# Ziel A:
Prüfe anhand des Textes über die Marienburg, ob die folgenden Aussagen zutreffen, und belege jede Antwort mit ja oder nein und den entscheidenden Worten des Textes im genauen Wortlaut: (i) Die Stadt Malbork liegt rund 60 Kilometer südöstlich von Danzig. (ii) Der Bau der Marienburg begann im Jahr 1309. (iii) Die Marienburg zählt seit 1997 zum Weltkulturerbe der UNESCO.

# Vorliegender Text:
Die Marienburg ©seppspiegl

Der größte Backsteinbau Europas steht in Polen. Rund 60 Kilometer südöstlich von Danzig liegt die Stadt Malbork, welche auf deutsch den Namen Marienburg trägt. Die gleichnamige Ordensburg, an der Nogat, einem Mündungsarm der Weichsel gelegen, war von 1309 bis zum Jahre 1454 im Deutschordensstaat der Sitz der Hochmeister des Deutschen Ordens. Nachdem sie im zweiten Weltkrieg größtenteils zerstört wurde, ließ der polnische Staat die Marienburg wieder aufbauen. Seit dem 7. Dezember 1997 zählt die gesamte Marienburg in Malbork zum Weltkulturerbe der UNESCO. Die mittelalterliche Burganlage kann heute das ganze Jahr über besichtigt werden. Die Marienburg kann in drei große Baugruppen unterteilt werden, wobei den Gebäuden der jeweiligen Baugruppe unterschiedliche Aufgaben zugeordnet waren. Deshalb sind das Vorschloss, das Mittelschloss und das Hochschloss auch aus architektonischer Sicht sehr unterschiedlich gestaltet worden.

Die Geschichte der Marienburg ist eng mit dem Deutschen Orden verbunden, einem christlichen Ritterorden, auch bekannt als „Orden der Brüder vom Deutschen Haus St. Mariens in Jerusalem“ (lateinisch: Ordo Domus Sanctae Mariae Teutonicorum Hierosolymitanorum), war ein religiöser und militärischer Ritterorden, der im Mittelalter eine bedeutende Rolle in Europa spielte. Der Bau der Marienburg begann im Jahr 1274, nachdem der Deutsche Orden das Gebiet erobert hatte, um seine Macht im nördlichen Europa auszuweiten und die heidnischen Pruzzen zu missionieren. Die strategische Lage der Burg an der Nogat, einem Mündungsarm der Weichsel, machte sie zu einem wichtigen militärischen und administrativen Zentrum. Die Festung Marienburg galt als Hauptsitz des Ordens und das Zentrum seines Machtbereichs.

# Einträge:

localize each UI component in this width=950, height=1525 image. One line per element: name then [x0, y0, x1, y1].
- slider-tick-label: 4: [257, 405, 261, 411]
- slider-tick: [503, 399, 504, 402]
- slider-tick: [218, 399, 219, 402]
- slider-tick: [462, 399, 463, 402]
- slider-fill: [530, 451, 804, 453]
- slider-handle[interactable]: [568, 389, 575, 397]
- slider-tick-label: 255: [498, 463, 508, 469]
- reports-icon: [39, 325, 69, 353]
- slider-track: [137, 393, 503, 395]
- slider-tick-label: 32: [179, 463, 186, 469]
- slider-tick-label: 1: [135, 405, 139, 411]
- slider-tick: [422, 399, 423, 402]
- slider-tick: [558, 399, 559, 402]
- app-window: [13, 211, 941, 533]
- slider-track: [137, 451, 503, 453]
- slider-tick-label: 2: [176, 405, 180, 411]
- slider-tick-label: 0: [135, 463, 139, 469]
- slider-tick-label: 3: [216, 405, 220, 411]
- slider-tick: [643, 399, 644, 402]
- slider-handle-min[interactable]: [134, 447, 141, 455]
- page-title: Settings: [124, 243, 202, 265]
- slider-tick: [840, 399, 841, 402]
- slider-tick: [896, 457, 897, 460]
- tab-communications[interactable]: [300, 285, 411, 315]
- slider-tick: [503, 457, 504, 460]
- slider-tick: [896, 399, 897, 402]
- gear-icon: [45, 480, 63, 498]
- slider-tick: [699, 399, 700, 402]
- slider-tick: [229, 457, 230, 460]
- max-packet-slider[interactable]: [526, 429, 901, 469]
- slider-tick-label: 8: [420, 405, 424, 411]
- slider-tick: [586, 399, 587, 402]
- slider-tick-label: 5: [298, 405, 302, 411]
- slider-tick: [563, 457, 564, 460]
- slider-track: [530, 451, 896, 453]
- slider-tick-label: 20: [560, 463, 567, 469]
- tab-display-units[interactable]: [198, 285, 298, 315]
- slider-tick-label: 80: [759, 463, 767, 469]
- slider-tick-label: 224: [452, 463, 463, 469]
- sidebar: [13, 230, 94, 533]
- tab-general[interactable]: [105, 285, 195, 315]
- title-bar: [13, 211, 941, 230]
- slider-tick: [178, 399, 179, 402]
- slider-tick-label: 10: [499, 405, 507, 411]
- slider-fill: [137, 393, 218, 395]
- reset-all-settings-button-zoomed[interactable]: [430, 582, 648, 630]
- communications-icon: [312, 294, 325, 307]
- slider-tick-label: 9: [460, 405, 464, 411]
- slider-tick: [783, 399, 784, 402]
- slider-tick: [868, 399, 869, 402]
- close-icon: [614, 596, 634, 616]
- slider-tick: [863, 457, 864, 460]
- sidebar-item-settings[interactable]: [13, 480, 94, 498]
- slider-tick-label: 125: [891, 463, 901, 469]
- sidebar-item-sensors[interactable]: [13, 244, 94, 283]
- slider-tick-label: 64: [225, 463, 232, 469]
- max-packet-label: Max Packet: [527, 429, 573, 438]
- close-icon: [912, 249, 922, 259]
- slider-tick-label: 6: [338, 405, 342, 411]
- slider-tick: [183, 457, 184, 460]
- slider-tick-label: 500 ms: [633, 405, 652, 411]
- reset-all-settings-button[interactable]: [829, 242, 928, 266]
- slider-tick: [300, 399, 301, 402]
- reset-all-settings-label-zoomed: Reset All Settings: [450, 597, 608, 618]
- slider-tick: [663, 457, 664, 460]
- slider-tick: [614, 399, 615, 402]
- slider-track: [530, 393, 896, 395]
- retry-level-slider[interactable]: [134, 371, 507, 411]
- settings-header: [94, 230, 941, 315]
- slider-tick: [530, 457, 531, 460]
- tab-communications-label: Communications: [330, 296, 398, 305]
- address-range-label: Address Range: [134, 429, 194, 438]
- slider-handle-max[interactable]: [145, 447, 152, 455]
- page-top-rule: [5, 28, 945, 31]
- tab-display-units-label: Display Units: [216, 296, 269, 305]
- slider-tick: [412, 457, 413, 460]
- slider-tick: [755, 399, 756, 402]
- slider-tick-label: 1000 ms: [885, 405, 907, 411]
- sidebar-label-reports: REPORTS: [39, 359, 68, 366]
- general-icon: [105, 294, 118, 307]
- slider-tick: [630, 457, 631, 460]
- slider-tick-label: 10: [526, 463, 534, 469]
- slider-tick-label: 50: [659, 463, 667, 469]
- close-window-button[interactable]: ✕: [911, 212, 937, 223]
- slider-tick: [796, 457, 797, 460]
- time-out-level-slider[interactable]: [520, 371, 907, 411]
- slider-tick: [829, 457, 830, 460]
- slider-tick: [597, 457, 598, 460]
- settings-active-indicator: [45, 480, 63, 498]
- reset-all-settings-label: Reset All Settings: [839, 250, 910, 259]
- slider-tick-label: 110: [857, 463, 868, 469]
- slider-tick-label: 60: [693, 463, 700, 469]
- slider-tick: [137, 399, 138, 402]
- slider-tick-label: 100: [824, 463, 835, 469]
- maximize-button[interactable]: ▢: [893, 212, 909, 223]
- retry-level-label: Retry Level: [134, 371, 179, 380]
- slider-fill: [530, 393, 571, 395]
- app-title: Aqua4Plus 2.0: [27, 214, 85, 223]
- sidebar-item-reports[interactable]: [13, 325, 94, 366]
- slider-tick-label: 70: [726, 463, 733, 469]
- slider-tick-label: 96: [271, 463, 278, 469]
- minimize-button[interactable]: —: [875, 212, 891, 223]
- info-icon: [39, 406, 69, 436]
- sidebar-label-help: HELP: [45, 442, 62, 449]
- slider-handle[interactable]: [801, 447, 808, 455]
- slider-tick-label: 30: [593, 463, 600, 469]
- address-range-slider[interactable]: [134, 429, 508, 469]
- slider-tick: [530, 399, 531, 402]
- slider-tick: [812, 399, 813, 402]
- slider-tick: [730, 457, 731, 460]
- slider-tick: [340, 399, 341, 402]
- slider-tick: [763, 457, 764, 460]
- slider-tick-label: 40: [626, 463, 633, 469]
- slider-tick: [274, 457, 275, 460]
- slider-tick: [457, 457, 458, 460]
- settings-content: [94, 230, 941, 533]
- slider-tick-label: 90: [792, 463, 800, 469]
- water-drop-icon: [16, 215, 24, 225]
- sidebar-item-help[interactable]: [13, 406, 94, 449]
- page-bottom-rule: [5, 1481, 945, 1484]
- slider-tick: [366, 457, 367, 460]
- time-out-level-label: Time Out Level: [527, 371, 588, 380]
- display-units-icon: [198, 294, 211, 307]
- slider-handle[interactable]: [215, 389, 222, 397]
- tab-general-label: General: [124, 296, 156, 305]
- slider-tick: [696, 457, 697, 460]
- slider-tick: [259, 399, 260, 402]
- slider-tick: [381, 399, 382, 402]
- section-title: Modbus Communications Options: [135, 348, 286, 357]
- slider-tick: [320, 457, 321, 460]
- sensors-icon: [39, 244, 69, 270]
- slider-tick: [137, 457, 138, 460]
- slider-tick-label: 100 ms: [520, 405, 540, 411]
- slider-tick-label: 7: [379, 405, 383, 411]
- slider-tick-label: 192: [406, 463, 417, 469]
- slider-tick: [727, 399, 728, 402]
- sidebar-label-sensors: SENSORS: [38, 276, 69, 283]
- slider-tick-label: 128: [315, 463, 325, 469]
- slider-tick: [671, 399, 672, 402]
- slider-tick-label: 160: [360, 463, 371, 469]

# Ziel B:
Schreibe die Auflistung vom Anfang bis einschließlich der Zeile mit "- slider-track: [137, 451, 503, 453]" als Markdown-Tabelle mit den Spalten Nr und Zeile um und lass leere Zeilen weg.

# Lösung A:
(i) Ja: „Rund 60 Kilometer südöstlich von Danzig liegt die Stadt Malbork“
(ii) Nein: „Der Bau der Marienburg begann im Jahr 1274“
(iii) Ja: „Seit dem 7. Dezember 1997 zählt die gesamte Marienburg in Malbork zum Weltkulturerbe der UNESCO.“

# Lösung B:
| Nr | Zeile |
|---|---|
| 1 | localize each UI component in this width=950, height=1525 image. One line per element: name then [x0, y0, x1, y1]. |
| 2 | - slider-tick-label: 4: [257, 405, 261, 411] |
| 3 | - slider-tick: [503, 399, 504, 402] |
| 4 | - slider-tick: [218, 399, 219, 402] |
| 5 | - slider-tick: [462, 399, 463, 402] |
| 6 | - slider-fill: [530, 451, 804, 453] |
| 7 | - slider-handle[interactable]: [568, 389, 575, 397] |
| 8 | - slider-tick-label: 255: [498, 463, 508, 469] |
| 9 | - reports-icon: [39, 325, 69, 353] |
| 10 | - slider-track: [137, 393, 503, 395] |
| 11 | - slider-tick-label: 32: [179, 463, 186, 469] |
| 12 | - slider-tick-label: 1: [135, 405, 139, 411] |
| 13 | - slider-tick: [422, 399, 423, 402] |
| 14 | - slider-tick: [558, 399, 559, 402] |
| 15 | - app-window: [13, 211, 941, 533] |
| 16 | - slider-track: [137, 451, 503, 453] |